-- Short task --
Identify each line in the records below that contains the word "playing", and copy it.

:: Material

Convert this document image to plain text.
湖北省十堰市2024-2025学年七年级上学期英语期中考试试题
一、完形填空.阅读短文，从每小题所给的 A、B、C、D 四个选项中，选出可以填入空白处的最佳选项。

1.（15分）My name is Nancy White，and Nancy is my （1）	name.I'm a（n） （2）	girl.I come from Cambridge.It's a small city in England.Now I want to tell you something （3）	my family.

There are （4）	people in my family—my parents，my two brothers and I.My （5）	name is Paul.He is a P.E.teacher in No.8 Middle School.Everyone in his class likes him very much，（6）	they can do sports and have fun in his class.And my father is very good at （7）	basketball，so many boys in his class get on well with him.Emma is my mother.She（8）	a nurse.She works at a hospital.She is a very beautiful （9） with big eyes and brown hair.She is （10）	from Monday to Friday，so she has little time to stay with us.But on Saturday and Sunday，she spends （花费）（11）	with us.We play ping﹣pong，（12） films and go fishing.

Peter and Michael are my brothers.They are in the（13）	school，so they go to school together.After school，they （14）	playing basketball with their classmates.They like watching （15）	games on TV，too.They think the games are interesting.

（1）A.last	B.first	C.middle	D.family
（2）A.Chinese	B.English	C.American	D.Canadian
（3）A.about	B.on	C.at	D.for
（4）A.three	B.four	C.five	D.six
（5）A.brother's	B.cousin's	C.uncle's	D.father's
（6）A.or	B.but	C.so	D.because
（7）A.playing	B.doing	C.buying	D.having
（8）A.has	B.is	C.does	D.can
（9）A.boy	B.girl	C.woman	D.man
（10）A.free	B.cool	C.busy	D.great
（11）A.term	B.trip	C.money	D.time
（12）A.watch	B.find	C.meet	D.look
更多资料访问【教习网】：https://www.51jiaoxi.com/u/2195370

::::

-- Solution to this exercise --
Peter and Michael are my brothers.They are in the（13）	school，so they go to school together.After school，they （14）	playing basketball with their classmates.They like watching （15）	games on TV，too.They think the games are interesting.
（7）A.playing	B.doing	C.buying	D.having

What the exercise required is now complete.